● **Required task**:
Check every line of the entries below for the word "Hospitalizations", and copy the ones that have it.

** Begin Available data **

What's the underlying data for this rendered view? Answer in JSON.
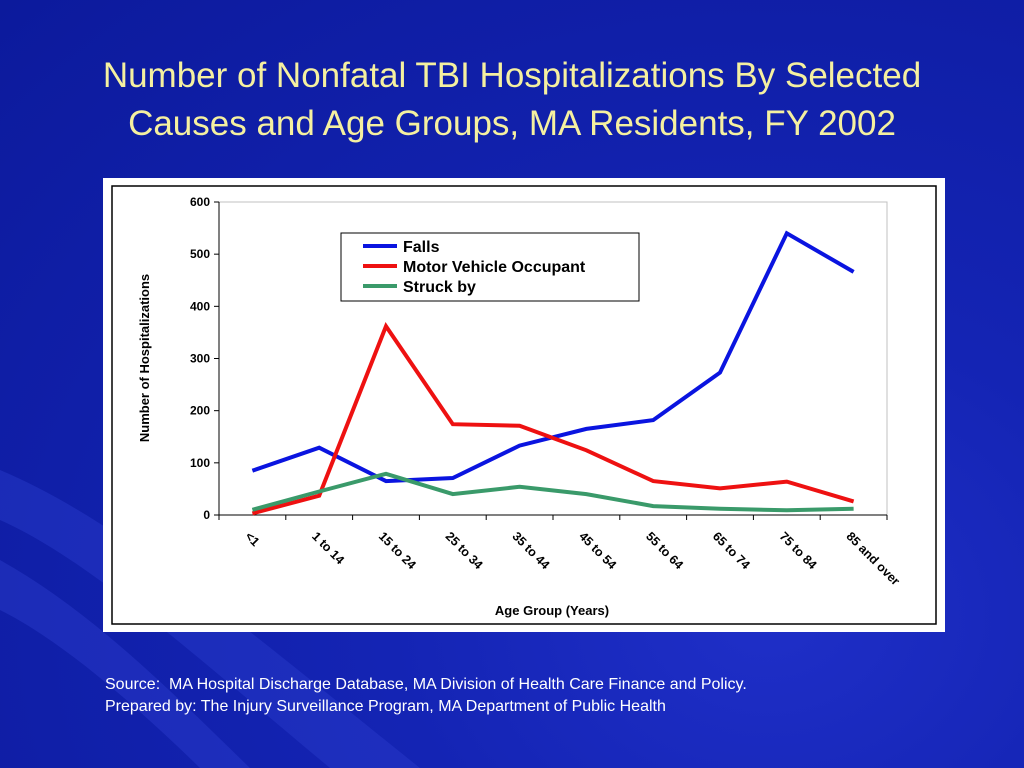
{
  "slide": {
    "title_line1": "Number of Nonfatal TBI Hospitalizations By Selected",
    "title_line2": "Causes and Age Groups, MA Residents, FY 2002",
    "source": "Source:  MA Hospital Discharge Database, MA Division of Health Care Finance and Policy.",
    "prepared_by": "Prepared by: The Injury Surveillance Program, MA Department of Public Health"
  },
  "colors": {
    "background": "#1424b4",
    "title": "#f5f0a0",
    "falls": "#0a14e0",
    "motor_vehicle": "#ee1111",
    "struck_by": "#3a9a6a"
  },
  "chart_data": {
    "type": "line",
    "xlabel": "Age Group (Years)",
    "ylabel": "Number of Hospitalizations",
    "ylim": [
      0,
      600
    ],
    "yticks": [
      "0",
      "100",
      "200",
      "300",
      "400",
      "500",
      "600"
    ],
    "grid": false,
    "legend_position": "top-center",
    "categories": [
      "<1",
      "1 to 14",
      "15 to 24",
      "25 to 34",
      "35 to 44",
      "45 to 54",
      "55 to 64",
      "65 to 74",
      "75 to 84",
      "85 and over"
    ],
    "series": [
      {
        "name": "Falls",
        "color": "#0a14e0",
        "values": [
          85,
          129,
          65,
          71,
          133,
          165,
          182,
          273,
          540,
          466
        ]
      },
      {
        "name": "Motor Vehicle Occupant",
        "color": "#ee1111",
        "values": [
          3,
          37,
          362,
          174,
          171,
          124,
          65,
          51,
          64,
          26
        ]
      },
      {
        "name": "Struck by",
        "color": "#3a9a6a",
        "values": [
          10,
          45,
          79,
          40,
          54,
          40,
          17,
          12,
          9,
          12
        ]
      }
    ]
  }
}
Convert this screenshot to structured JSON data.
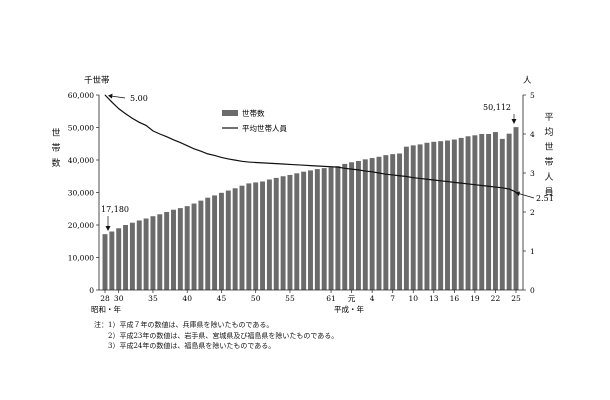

** End Available data **

● **Answer to this task**:
    "title_line1": "Number of Nonfatal TBI Hospitalizations By Selected",
    "ylabel": "Number of Hospitalizations",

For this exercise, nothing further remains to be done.